Required tasks:
1. Reproduce, word for word, the portion of the EMR component overview that opens with the words containing "Product Name" and closes with "integration and governance.".
2. Translate this sentence from the EMR component overview into Spanish: "Hue is an open source web interface for interacting with the Apache Hadoop ecosystem."

Component overview

更新时间:
复制 MD 格式

EMR provides open source and self-developed components that cover data development, compute engines, data services, resource management, data storage, and data integration. You can select and configure components based on your needs.

Note

If a component you want to use is unavailable when you create a cluster, or if an open source component is available only to existing users, you can install and manage it yourself.

EMR consists of open source components, self-developed components, integrated Alibaba Cloud products, and cluster management. Refer to the service architecture diagram for the full list of big data components and their use cases.

image

Data development

The data development layer provides visual tools and code management for data collection, cleansing, modeling, analysis, and task scheduling. It helps enterprises efficiently manage and use their data assets.

For data development in EMR, you can use the Alibaba Cloud products DataWorks and EMR Workflow. The details are as follows:

Product Name

Description

General Documents

DataWorks

DataWorks provides end-to-end data integration, development, governance, quality management, O&M, and security control. It is suitable for scenarios that require complex data integration and governance.

EMR Workflow

EMR Workflow focuses on workflow scheduling and management. It is 100% compatible with the open source Apache DolphinScheduler.

To use open source data development components, you can choose Hue and Superset:

Component type

Component Name

Description

Common Documentation

Open source

Hue

Hue is available only to existing users.

Hue is an open source web interface for interacting with the Apache Hadoop ecosystem.

Hue

Superset

Superset is available only to existing users.

Superset is a data visualization tool that provides rich visualization and dashboard features.

Superset

Compute engines

EMR supports mainstream compute engines for batch processing, interactive analysis, stream processing, and machine learning. These engines transform data structure and logic to meet the requirements of different big data scenarios.

Component type

Component name

Description

Related documentation

Open source

Spark

Spark is a fast, general-purpose big data processing engine that provides in-memory computing and supports batch processing, real-time processing, machine learning, and graph computing.

Hive

Hive is a data warehouse tool based on Hadoop that provides HiveQL, a query language similar to SQL, for storing, querying, and analyzing large-scale data on Hadoop.

StarRocks

StarRocks is a next-generation, high-speed Massively Parallel Processing (MPP) database that supports Online Analytical Processing (OLAP) multidimensional analysis, high-concurrency queries, and real-time analytics.

Doris

Doris is a high-performance, real-time analytical database well-suited for report analysis, ad hoc queries, and federated query acceleration for data lakes.

ClickHouse

ClickHouse is an open source, column-oriented database management system designed for efficient Online Analytical Processing (OLAP) and fast queries on massive datasets.

Trino

Trino, formerly PrestoSQL, is an open source, distributed SQL query engine suitable for interactive analytical queries.

Records provided:
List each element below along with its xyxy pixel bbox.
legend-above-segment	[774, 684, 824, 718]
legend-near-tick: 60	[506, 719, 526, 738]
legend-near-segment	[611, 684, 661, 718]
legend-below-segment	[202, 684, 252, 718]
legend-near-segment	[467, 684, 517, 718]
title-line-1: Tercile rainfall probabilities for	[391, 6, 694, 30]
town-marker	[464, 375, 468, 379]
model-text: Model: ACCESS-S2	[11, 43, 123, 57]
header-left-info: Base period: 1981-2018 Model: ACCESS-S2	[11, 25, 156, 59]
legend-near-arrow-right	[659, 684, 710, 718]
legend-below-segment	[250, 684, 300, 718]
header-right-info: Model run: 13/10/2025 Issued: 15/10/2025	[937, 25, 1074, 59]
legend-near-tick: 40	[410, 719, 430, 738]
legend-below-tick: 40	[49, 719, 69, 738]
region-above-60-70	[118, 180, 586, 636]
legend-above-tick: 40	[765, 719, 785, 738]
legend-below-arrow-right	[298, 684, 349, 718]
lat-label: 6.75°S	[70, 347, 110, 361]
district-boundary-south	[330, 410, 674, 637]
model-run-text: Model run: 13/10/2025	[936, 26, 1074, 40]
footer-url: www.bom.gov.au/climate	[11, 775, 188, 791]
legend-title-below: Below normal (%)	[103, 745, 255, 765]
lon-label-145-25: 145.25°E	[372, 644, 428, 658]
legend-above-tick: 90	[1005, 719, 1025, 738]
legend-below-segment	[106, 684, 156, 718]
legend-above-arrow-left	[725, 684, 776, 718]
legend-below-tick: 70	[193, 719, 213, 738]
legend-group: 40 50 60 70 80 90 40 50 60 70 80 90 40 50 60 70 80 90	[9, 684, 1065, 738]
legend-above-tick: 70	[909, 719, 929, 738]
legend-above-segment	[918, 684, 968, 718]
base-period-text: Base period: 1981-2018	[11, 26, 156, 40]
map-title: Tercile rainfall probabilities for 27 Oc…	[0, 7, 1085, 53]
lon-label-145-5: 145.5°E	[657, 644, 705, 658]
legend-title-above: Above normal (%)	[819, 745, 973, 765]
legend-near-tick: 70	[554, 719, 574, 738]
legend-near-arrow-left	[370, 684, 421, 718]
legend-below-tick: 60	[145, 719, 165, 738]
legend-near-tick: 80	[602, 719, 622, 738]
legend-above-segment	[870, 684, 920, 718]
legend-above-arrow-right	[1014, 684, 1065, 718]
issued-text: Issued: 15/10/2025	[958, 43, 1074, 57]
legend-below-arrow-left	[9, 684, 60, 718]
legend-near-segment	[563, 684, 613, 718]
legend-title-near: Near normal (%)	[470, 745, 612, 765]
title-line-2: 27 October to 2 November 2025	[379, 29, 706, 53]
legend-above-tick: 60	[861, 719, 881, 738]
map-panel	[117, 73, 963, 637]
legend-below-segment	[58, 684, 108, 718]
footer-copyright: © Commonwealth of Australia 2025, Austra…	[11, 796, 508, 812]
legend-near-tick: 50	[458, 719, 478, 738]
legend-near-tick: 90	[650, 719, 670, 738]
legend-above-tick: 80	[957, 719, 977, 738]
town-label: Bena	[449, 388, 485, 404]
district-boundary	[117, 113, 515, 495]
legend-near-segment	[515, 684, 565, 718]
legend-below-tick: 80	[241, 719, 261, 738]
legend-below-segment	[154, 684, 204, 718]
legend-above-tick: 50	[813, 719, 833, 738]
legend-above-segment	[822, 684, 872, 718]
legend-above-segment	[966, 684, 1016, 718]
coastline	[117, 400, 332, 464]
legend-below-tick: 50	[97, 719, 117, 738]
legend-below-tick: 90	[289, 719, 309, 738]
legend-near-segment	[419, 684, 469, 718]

Solutions for each task:
1.
Product Name

Description

General Documents

DataWorks

DataWorks provides end-to-end data integration, development, governance, quality management, O&M, and security control. It is suitable for scenarios that require complex data integration and governance.

2. Hue es una interfaz web de código abierto para interactuar con el ecosistema de Apache Hadoop.